• _Items listed in a dataset_:
○ ○ ○ ○ ○

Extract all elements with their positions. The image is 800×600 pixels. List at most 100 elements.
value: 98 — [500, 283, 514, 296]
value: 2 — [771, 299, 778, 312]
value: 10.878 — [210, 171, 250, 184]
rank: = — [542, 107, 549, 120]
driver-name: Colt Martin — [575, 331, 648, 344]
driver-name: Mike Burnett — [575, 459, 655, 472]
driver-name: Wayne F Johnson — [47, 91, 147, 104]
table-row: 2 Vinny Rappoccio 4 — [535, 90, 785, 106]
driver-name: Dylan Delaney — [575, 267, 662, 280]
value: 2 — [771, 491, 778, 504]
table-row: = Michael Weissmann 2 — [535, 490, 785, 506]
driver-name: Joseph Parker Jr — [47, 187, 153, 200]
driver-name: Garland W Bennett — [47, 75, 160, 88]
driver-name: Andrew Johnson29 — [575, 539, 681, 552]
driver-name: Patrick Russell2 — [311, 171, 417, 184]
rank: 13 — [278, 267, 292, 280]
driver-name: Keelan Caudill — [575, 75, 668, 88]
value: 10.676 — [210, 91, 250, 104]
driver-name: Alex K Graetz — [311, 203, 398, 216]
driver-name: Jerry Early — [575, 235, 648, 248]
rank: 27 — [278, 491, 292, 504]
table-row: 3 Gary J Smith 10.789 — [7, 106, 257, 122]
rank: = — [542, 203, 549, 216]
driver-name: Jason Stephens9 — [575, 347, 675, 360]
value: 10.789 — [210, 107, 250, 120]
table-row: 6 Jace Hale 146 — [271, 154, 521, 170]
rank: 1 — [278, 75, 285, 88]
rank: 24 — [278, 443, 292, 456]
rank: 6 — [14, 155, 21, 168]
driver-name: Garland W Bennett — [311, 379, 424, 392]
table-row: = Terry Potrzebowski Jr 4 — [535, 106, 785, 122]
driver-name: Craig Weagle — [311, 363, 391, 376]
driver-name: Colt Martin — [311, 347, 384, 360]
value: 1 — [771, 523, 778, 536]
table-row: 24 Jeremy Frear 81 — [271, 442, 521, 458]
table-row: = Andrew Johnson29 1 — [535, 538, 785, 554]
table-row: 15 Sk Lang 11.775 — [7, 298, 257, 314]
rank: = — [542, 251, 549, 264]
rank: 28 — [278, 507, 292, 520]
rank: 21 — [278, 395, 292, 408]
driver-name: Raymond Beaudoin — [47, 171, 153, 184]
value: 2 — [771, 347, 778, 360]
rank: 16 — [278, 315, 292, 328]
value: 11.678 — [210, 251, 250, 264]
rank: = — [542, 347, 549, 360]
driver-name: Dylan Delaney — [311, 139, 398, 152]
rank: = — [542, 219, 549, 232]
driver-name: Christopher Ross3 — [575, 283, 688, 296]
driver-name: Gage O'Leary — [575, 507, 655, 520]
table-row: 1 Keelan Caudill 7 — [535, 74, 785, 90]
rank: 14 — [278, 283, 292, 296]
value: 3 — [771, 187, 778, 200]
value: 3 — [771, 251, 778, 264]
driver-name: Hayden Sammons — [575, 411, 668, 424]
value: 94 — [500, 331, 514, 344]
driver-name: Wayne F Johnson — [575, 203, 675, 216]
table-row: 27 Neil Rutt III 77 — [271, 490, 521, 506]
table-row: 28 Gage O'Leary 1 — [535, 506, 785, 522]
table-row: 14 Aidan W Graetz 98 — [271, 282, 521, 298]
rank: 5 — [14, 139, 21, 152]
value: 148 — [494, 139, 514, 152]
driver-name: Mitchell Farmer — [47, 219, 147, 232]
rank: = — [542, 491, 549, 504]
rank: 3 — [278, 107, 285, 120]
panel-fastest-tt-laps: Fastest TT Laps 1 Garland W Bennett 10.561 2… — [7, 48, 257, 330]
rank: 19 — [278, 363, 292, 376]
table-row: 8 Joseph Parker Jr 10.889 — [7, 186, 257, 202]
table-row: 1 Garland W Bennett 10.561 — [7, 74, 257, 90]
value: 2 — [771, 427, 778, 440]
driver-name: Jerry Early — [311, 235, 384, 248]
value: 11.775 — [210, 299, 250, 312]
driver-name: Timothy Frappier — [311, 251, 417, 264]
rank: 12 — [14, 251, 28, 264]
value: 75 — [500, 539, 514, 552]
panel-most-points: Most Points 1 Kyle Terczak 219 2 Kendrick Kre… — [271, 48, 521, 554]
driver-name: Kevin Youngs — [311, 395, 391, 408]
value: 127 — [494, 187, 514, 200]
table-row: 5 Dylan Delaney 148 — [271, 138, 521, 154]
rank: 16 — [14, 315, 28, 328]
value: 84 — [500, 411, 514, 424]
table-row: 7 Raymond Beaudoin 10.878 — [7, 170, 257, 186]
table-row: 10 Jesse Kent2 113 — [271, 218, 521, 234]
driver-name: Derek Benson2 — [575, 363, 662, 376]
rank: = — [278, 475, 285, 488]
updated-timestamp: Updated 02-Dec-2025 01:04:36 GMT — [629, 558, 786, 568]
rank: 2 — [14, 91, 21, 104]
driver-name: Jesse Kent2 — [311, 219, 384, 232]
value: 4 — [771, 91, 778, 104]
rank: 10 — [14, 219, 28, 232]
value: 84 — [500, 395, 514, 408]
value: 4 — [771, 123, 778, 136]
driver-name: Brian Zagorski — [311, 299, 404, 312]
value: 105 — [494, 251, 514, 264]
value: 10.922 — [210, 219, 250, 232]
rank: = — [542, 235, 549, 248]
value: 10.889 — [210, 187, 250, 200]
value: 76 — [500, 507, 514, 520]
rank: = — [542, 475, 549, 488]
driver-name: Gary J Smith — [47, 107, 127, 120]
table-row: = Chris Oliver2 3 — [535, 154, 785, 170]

○ ○ ○ ○ ○

• _EXERCISE DESCRIPTION_:
Extract every line from all of the data above and reproduce each one word for word.

• _RESULT OF THE TASK_:
Extract all elements with their positions. The image is 800×600 pixels. List at most 100 elements.
value: 98 — [500, 283, 514, 296]
value: 2 — [771, 299, 778, 312]
value: 10.878 — [210, 171, 250, 184]
rank: = — [542, 107, 549, 120]
driver-name: Colt Martin — [575, 331, 648, 344]
driver-name: Mike Burnett — [575, 459, 655, 472]
driver-name: Wayne F Johnson — [47, 91, 147, 104]
table-row: 2 Vinny Rappoccio 4 — [535, 90, 785, 106]
driver-name: Dylan Delaney — [575, 267, 662, 280]
value: 2 — [771, 491, 778, 504]
table-row: = Michael Weissmann 2 — [535, 490, 785, 506]
driver-name: Joseph Parker Jr — [47, 187, 153, 200]
driver-name: Garland W Bennett — [47, 75, 160, 88]
driver-name: Andrew Johnson29 — [575, 539, 681, 552]
driver-name: Patrick Russell2 — [311, 171, 417, 184]
rank: 13 — [278, 267, 292, 280]
driver-name: Keelan Caudill — [575, 75, 668, 88]
value: 10.676 — [210, 91, 250, 104]
driver-name: Alex K Graetz — [311, 203, 398, 216]
driver-name: Jerry Early — [575, 235, 648, 248]
rank: 27 — [278, 491, 292, 504]
table-row: 3 Gary J Smith 10.789 — [7, 106, 257, 122]
rank: = — [542, 203, 549, 216]
driver-name: Jason Stephens9 — [575, 347, 675, 360]
value: 10.789 — [210, 107, 250, 120]
table-row: 6 Jace Hale 146 — [271, 154, 521, 170]
rank: 1 — [278, 75, 285, 88]
rank: 24 — [278, 443, 292, 456]
rank: 6 — [14, 155, 21, 168]
driver-name: Garland W Bennett — [311, 379, 424, 392]
table-row: = Terry Potrzebowski Jr 4 — [535, 106, 785, 122]
driver-name: Craig Weagle — [311, 363, 391, 376]
driver-name: Colt Martin — [311, 347, 384, 360]
value: 1 — [771, 523, 778, 536]
table-row: 24 Jeremy Frear 81 — [271, 442, 521, 458]
table-row: = Andrew Johnson29 1 — [535, 538, 785, 554]
table-row: 15 Sk Lang 11.775 — [7, 298, 257, 314]
rank: = — [542, 251, 549, 264]
rank: 28 — [278, 507, 292, 520]
rank: 21 — [278, 395, 292, 408]
driver-name: Raymond Beaudoin — [47, 171, 153, 184]
value: 2 — [771, 347, 778, 360]
rank: 16 — [278, 315, 292, 328]
value: 11.678 — [210, 251, 250, 264]
rank: = — [542, 347, 549, 360]
driver-name: Dylan Delaney — [311, 139, 398, 152]
rank: = — [542, 219, 549, 232]
driver-name: Christopher Ross3 — [575, 283, 688, 296]
driver-name: Gage O'Leary — [575, 507, 655, 520]
table-row: 1 Keelan Caudill 7 — [535, 74, 785, 90]
rank: 14 — [278, 283, 292, 296]
value: 3 — [771, 187, 778, 200]
value: 3 — [771, 251, 778, 264]
driver-name: Hayden Sammons — [575, 411, 668, 424]
value: 94 — [500, 331, 514, 344]
driver-name: Wayne F Johnson — [575, 203, 675, 216]
table-row: 27 Neil Rutt III 77 — [271, 490, 521, 506]
table-row: 28 Gage O'Leary 1 — [535, 506, 785, 522]
table-row: 14 Aidan W Graetz 98 — [271, 282, 521, 298]
rank: 5 — [14, 139, 21, 152]
value: 148 — [494, 139, 514, 152]
driver-name: Mitchell Farmer — [47, 219, 147, 232]
rank: = — [542, 491, 549, 504]
rank: 3 — [278, 107, 285, 120]
panel-fastest-tt-laps: Fastest TT Laps 1 Garland W Bennett 10.561 2… — [7, 48, 257, 330]
rank: 19 — [278, 363, 292, 376]
table-row: 8 Joseph Parker Jr 10.889 — [7, 186, 257, 202]
table-row: 1 Garland W Bennett 10.561 — [7, 74, 257, 90]
value: 2 — [771, 427, 778, 440]
driver-name: Jerry Early — [311, 235, 384, 248]
value: 11.775 — [210, 299, 250, 312]
driver-name: Timothy Frappier — [311, 251, 417, 264]
rank: 12 — [14, 251, 28, 264]
value: 75 — [500, 539, 514, 552]
panel-most-points: Most Points 1 Kyle Terczak 219 2 Kendrick Kre… — [271, 48, 521, 554]
driver-name: Kevin Youngs — [311, 395, 391, 408]
value: 127 — [494, 187, 514, 200]
table-row: 5 Dylan Delaney 148 — [271, 138, 521, 154]
rank: 16 — [14, 315, 28, 328]
value: 84 — [500, 411, 514, 424]
table-row: 7 Raymond Beaudoin 10.878 — [7, 170, 257, 186]
table-row: 10 Jesse Kent2 113 — [271, 218, 521, 234]
driver-name: Derek Benson2 — [575, 363, 662, 376]
rank: = — [278, 475, 285, 488]
updated-timestamp: Updated 02-Dec-2025 01:04:36 GMT — [629, 558, 786, 568]
rank: 2 — [14, 91, 21, 104]
driver-name: Jesse Kent2 — [311, 219, 384, 232]
value: 4 — [771, 91, 778, 104]
rank: 10 — [14, 219, 28, 232]
value: 84 — [500, 395, 514, 408]
value: 4 — [771, 123, 778, 136]
driver-name: Brian Zagorski — [311, 299, 404, 312]
value: 105 — [494, 251, 514, 264]
value: 10.922 — [210, 219, 250, 232]
rank: = — [542, 235, 549, 248]
value: 10.889 — [210, 187, 250, 200]
value: 76 — [500, 507, 514, 520]
rank: = — [542, 475, 549, 488]
driver-name: Gary J Smith — [47, 107, 127, 120]
table-row: = Chris Oliver2 3 — [535, 154, 785, 170]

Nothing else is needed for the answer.